- [Your instructions] Lines containing "style" are to be counted. Give the number and nothing more.

[Records contained in a dataset]
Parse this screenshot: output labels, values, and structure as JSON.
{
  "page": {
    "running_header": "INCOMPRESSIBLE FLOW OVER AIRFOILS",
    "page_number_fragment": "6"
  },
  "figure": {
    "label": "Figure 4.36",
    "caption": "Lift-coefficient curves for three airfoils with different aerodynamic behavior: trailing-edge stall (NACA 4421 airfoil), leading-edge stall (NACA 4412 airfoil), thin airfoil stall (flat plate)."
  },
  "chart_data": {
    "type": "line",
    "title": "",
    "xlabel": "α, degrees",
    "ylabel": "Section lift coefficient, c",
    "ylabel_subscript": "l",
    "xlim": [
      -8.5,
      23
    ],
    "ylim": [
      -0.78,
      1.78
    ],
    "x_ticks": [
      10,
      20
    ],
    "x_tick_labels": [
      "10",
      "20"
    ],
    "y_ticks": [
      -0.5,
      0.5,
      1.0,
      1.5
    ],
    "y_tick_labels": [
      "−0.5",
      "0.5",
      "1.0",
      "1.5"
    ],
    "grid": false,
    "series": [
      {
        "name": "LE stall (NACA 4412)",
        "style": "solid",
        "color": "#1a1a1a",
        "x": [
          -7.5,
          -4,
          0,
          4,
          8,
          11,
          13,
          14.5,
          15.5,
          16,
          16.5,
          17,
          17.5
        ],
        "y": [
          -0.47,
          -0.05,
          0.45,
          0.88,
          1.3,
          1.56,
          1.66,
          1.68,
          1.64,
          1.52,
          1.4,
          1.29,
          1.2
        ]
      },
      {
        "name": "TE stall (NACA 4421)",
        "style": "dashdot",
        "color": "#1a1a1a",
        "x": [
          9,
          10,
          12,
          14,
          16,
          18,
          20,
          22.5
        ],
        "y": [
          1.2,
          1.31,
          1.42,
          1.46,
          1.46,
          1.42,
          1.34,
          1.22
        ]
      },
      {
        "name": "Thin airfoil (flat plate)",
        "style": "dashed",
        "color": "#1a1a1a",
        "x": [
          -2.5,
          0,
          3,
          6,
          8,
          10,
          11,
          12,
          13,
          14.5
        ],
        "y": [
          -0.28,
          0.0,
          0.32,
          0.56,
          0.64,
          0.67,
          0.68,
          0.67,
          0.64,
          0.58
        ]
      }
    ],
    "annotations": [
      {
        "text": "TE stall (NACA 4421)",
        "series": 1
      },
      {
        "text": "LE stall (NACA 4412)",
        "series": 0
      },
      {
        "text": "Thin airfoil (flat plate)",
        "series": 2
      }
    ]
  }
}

- [Reply] 3